**EXERCISE INSTRUCTIONS**. Would you set down every entry shown below, precisely as written?

**EXCERPTED DATA**.
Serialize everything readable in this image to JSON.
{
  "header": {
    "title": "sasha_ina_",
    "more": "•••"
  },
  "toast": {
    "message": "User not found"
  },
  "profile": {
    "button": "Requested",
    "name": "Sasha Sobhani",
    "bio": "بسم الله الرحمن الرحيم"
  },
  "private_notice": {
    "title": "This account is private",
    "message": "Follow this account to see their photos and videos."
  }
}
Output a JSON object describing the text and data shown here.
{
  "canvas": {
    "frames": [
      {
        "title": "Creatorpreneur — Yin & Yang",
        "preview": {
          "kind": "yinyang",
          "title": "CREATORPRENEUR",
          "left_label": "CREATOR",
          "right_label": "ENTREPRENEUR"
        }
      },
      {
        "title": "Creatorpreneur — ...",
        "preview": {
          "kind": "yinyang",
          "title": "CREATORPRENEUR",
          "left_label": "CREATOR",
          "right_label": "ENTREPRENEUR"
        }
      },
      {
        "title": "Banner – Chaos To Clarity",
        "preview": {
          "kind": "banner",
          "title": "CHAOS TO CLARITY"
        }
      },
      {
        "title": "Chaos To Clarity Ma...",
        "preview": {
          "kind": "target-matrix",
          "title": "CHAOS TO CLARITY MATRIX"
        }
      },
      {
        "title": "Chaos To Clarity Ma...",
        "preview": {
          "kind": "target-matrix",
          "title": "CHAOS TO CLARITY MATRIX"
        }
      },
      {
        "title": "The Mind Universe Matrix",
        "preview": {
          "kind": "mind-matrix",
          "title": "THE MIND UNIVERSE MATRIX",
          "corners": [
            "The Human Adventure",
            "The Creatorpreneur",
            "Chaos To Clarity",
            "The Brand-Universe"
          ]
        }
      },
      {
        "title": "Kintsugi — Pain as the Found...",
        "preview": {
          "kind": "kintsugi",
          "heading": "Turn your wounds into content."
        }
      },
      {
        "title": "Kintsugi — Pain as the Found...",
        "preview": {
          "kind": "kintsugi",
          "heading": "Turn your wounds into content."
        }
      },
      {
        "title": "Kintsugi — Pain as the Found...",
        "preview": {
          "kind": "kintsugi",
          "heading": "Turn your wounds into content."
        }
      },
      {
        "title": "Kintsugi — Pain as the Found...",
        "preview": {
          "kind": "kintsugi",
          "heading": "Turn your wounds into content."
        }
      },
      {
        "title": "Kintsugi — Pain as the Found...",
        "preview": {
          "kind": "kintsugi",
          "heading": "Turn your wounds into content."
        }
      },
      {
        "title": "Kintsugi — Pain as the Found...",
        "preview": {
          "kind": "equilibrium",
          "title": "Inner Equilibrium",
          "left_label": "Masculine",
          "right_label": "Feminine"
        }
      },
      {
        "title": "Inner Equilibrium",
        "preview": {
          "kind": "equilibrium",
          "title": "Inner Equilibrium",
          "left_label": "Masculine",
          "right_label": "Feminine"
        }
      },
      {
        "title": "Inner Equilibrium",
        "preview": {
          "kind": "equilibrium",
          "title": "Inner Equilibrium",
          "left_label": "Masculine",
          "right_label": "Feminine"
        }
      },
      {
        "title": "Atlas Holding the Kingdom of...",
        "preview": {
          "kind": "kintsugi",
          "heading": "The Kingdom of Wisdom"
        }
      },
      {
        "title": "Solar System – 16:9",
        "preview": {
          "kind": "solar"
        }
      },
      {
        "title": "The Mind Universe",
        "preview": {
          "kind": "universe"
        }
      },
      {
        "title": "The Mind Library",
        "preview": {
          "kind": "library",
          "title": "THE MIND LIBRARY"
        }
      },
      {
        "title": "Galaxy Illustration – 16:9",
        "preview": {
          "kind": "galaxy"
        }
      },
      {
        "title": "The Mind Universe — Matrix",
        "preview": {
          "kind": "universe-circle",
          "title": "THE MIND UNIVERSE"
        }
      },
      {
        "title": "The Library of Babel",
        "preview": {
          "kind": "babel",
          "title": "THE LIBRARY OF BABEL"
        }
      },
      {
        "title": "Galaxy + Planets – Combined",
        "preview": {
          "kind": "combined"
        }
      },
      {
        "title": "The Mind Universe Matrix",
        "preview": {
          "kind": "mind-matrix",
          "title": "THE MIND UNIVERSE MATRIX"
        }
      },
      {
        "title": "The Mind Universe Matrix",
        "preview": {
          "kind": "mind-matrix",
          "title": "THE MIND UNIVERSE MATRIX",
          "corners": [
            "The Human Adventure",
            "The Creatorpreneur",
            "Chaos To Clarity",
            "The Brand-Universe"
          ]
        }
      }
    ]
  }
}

**THE SOLUTION**.
Serialize everything readable in this image to JSON.
{
  "header": {
    "title": "sasha_ina_",
    "more": "•••"
  },
  "toast": {
    "message": "User not found"
  },
  "profile": {
    "button": "Requested",
    "name": "Sasha Sobhani",
    "bio": "بسم الله الرحمن الرحيم"
  },
  "private_notice": {
    "title": "This account is private",
    "message": "Follow this account to see their photos and videos."
  }
}
Output a JSON object describing the text and data shown here.
{
  "canvas": {
    "frames": [
      {
        "title": "Creatorpreneur — Yin & Yang",
        "preview": {
          "kind": "yinyang",
          "title": "CREATORPRENEUR",
          "left_label": "CREATOR",
          "right_label": "ENTREPRENEUR"
        }
      },
      {
        "title": "Creatorpreneur — ...",
        "preview": {
          "kind": "yinyang",
          "title": "CREATORPRENEUR",
          "left_label": "CREATOR",
          "right_label": "ENTREPRENEUR"
        }
      },
      {
        "title": "Banner – Chaos To Clarity",
        "preview": {
          "kind": "banner",
          "title": "CHAOS TO CLARITY"
        }
      },
      {
        "title": "Chaos To Clarity Ma...",
        "preview": {
          "kind": "target-matrix",
          "title": "CHAOS TO CLARITY MATRIX"
        }
      },
      {
        "title": "Chaos To Clarity Ma...",
        "preview": {
          "kind": "target-matrix",
          "title": "CHAOS TO CLARITY MATRIX"
        }
      },
      {
        "title": "The Mind Universe Matrix",
        "preview": {
          "kind": "mind-matrix",
          "title": "THE MIND UNIVERSE MATRIX",
          "corners": [
            "The Human Adventure",
            "The Creatorpreneur",
            "Chaos To Clarity",
            "The Brand-Universe"
          ]
        }
      },
      {
        "title": "Kintsugi — Pain as the Found...",
        "preview": {
          "kind": "kintsugi",
          "heading": "Turn your wounds into content."
        }
      },
      {
        "title": "Kintsugi — Pain as the Found...",
        "preview": {
          "kind": "kintsugi",
          "heading": "Turn your wounds into content."
        }
      },
      {
        "title": "Kintsugi — Pain as the Found...",
        "preview": {
          "kind": "kintsugi",
          "heading": "Turn your wounds into content."
        }
      },
      {
        "title": "Kintsugi — Pain as the Found...",
        "preview": {
          "kind": "kintsugi",
          "heading": "Turn your wounds into content."
        }
      },
      {
        "title": "Kintsugi — Pain as the Found...",
        "preview": {
          "kind": "kintsugi",
          "heading": "Turn your wounds into content."
        }
      },
      {
        "title": "Kintsugi — Pain as the Found...",
        "preview": {
          "kind": "equilibrium",
          "title": "Inner Equilibrium",
          "left_label": "Masculine",
          "right_label": "Feminine"
        }
      },
      {
        "title": "Inner Equilibrium",
        "preview": {
          "kind": "equilibrium",
          "title": "Inner Equilibrium",
          "left_label": "Masculine",
          "right_label": "Feminine"
        }
      },
      {
        "title": "Inner Equilibrium",
        "preview": {
          "kind": "equilibrium",
          "title": "Inner Equilibrium",
          "left_label": "Masculine",
          "right_label": "Feminine"
        }
      },
      {
        "title": "Atlas Holding the Kingdom of...",
        "preview": {
          "kind": "kintsugi",
          "heading": "The Kingdom of Wisdom"
        }
      },
      {
        "title": "Solar System – 16:9",
        "preview": {
          "kind": "solar"
        }
      },
      {
        "title": "The Mind Universe",
        "preview": {
          "kind": "universe"
        }
      },
      {
        "title": "The Mind Library",
        "preview": {
          "kind": "library",
          "title": "THE MIND LIBRARY"
        }
      },
      {
        "title": "Galaxy Illustration – 16:9",
        "preview": {
          "kind": "galaxy"
        }
      },
      {
        "title": "The Mind Universe — Matrix",
        "preview": {
          "kind": "universe-circle",
          "title": "THE MIND UNIVERSE"
        }
      },
      {
        "title": "The Library of Babel",
        "preview": {
          "kind": "babel",
          "title": "THE LIBRARY OF BABEL"
        }
      },
      {
        "title": "Galaxy + Planets – Combined",
        "preview": {
          "kind": "combined"
        }
      },
      {
        "title": "The Mind Universe Matrix",
        "preview": {
          "kind": "mind-matrix",
          "title": "THE MIND UNIVERSE MATRIX"
        }
      },
      {
        "title": "The Mind Universe Matrix",
        "preview": {
          "kind": "mind-matrix",
          "title": "THE MIND UNIVERSE MATRIX",
          "corners": [
            "The Human Adventure",
            "The Creatorpreneur",
            "Chaos To Clarity",
            "The Brand-Universe"
          ]
        }
      }
    ]
  }
}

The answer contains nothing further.